§ Records to use
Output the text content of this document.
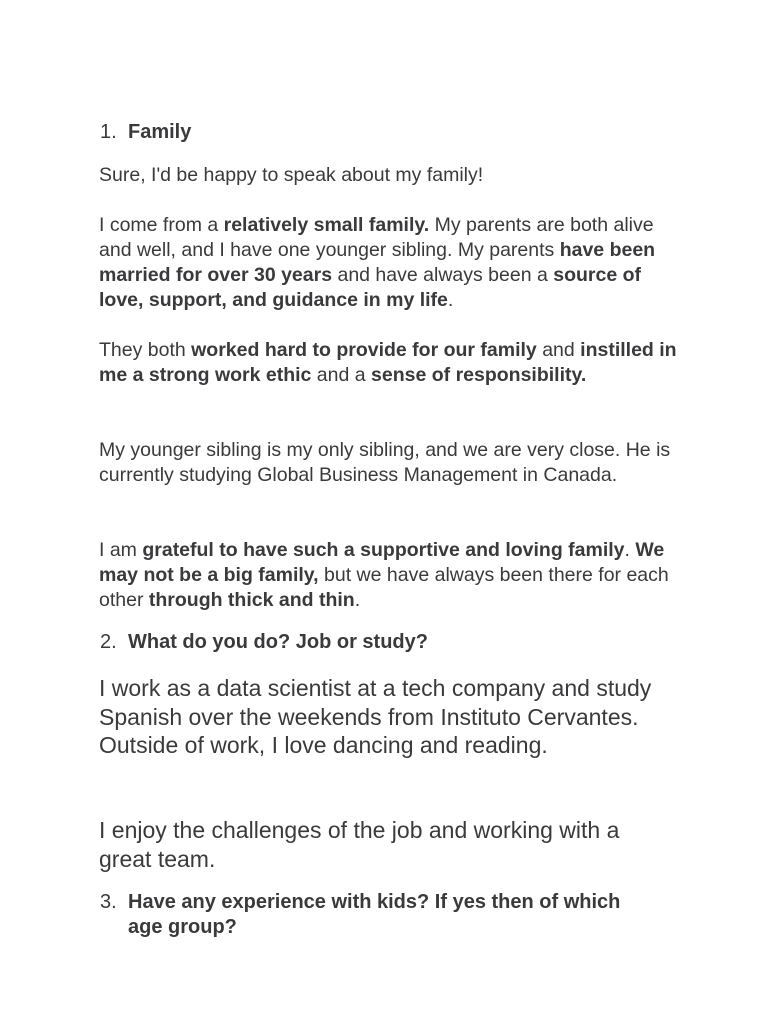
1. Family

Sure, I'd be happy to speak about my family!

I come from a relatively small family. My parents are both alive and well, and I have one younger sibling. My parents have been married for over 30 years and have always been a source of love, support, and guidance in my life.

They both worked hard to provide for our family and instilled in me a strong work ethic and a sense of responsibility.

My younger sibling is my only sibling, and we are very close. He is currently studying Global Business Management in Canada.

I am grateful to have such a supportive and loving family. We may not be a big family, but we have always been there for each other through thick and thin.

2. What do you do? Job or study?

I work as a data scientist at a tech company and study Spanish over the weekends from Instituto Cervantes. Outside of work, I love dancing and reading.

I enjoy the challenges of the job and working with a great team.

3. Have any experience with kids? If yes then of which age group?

§ What you will do
All the material shown above is to be copied exactly, with no pictures carried over.

§ Problem solution
Output the text content of this document.
1. Family

Sure, I'd be happy to speak about my family!

I come from a relatively small family. My parents are both alive and well, and I have one younger sibling. My parents have been married for over 30 years and have always been a source of love, support, and guidance in my life.

They both worked hard to provide for our family and instilled in me a strong work ethic and a sense of responsibility.

My younger sibling is my only sibling, and we are very close. He is currently studying Global Business Management in Canada.

I am grateful to have such a supportive and loving family. We may not be a big family, but we have always been there for each other through thick and thin.

2. What do you do? Job or study?

I work as a data scientist at a tech company and study Spanish over the weekends from Instituto Cervantes. Outside of work, I love dancing and reading.

I enjoy the challenges of the job and working with a great team.

3. Have any experience with kids? If yes then of which age group?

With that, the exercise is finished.